PROVIDED DATA:
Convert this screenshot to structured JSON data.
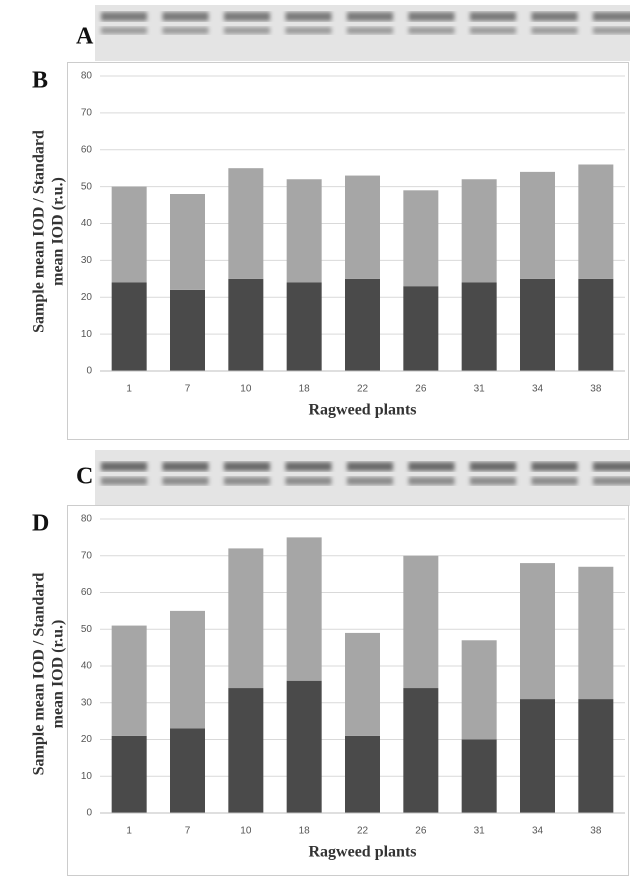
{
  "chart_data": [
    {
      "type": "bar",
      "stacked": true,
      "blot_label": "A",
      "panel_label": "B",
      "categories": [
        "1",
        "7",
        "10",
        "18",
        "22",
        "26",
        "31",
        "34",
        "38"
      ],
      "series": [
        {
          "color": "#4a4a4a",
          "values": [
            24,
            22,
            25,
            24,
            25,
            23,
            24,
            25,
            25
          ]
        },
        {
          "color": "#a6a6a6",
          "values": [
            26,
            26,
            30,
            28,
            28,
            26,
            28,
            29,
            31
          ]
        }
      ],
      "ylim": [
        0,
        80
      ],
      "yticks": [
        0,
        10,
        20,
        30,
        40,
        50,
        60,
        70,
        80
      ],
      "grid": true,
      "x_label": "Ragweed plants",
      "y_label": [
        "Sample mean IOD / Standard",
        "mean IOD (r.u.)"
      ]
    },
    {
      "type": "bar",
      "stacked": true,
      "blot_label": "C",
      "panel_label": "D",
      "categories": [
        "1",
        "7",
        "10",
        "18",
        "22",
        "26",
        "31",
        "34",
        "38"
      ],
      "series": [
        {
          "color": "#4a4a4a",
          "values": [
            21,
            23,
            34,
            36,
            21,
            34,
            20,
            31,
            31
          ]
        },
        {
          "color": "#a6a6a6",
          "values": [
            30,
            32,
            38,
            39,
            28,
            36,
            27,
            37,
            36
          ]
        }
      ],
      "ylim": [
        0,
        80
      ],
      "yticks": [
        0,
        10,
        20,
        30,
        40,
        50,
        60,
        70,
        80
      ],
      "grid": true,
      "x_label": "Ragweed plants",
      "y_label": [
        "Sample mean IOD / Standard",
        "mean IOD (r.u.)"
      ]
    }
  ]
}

PROBLEM REQUIREMENTS: Return the listing above word for word, with the pictures removed.

SOLUTION TO THE EXERCISE:
Convert this screenshot to structured JSON data.
{
  "chart_data": [
    {
      "type": "bar",
      "stacked": true,
      "blot_label": "A",
      "panel_label": "B",
      "categories": [
        "1",
        "7",
        "10",
        "18",
        "22",
        "26",
        "31",
        "34",
        "38"
      ],
      "series": [
        {
          "color": "#4a4a4a",
          "values": [
            24,
            22,
            25,
            24,
            25,
            23,
            24,
            25,
            25
          ]
        },
        {
          "color": "#a6a6a6",
          "values": [
            26,
            26,
            30,
            28,
            28,
            26,
            28,
            29,
            31
          ]
        }
      ],
      "ylim": [
        0,
        80
      ],
      "yticks": [
        0,
        10,
        20,
        30,
        40,
        50,
        60,
        70,
        80
      ],
      "grid": true,
      "x_label": "Ragweed plants",
      "y_label": [
        "Sample mean IOD / Standard",
        "mean IOD (r.u.)"
      ]
    },
    {
      "type": "bar",
      "stacked": true,
      "blot_label": "C",
      "panel_label": "D",
      "categories": [
        "1",
        "7",
        "10",
        "18",
        "22",
        "26",
        "31",
        "34",
        "38"
      ],
      "series": [
        {
          "color": "#4a4a4a",
          "values": [
            21,
            23,
            34,
            36,
            21,
            34,
            20,
            31,
            31
          ]
        },
        {
          "color": "#a6a6a6",
          "values": [
            30,
            32,
            38,
            39,
            28,
            36,
            27,
            37,
            36
          ]
        }
      ],
      "ylim": [
        0,
        80
      ],
      "yticks": [
        0,
        10,
        20,
        30,
        40,
        50,
        60,
        70,
        80
      ],
      "grid": true,
      "x_label": "Ragweed plants",
      "y_label": [
        "Sample mean IOD / Standard",
        "mean IOD (r.u.)"
      ]
    }
  ]
}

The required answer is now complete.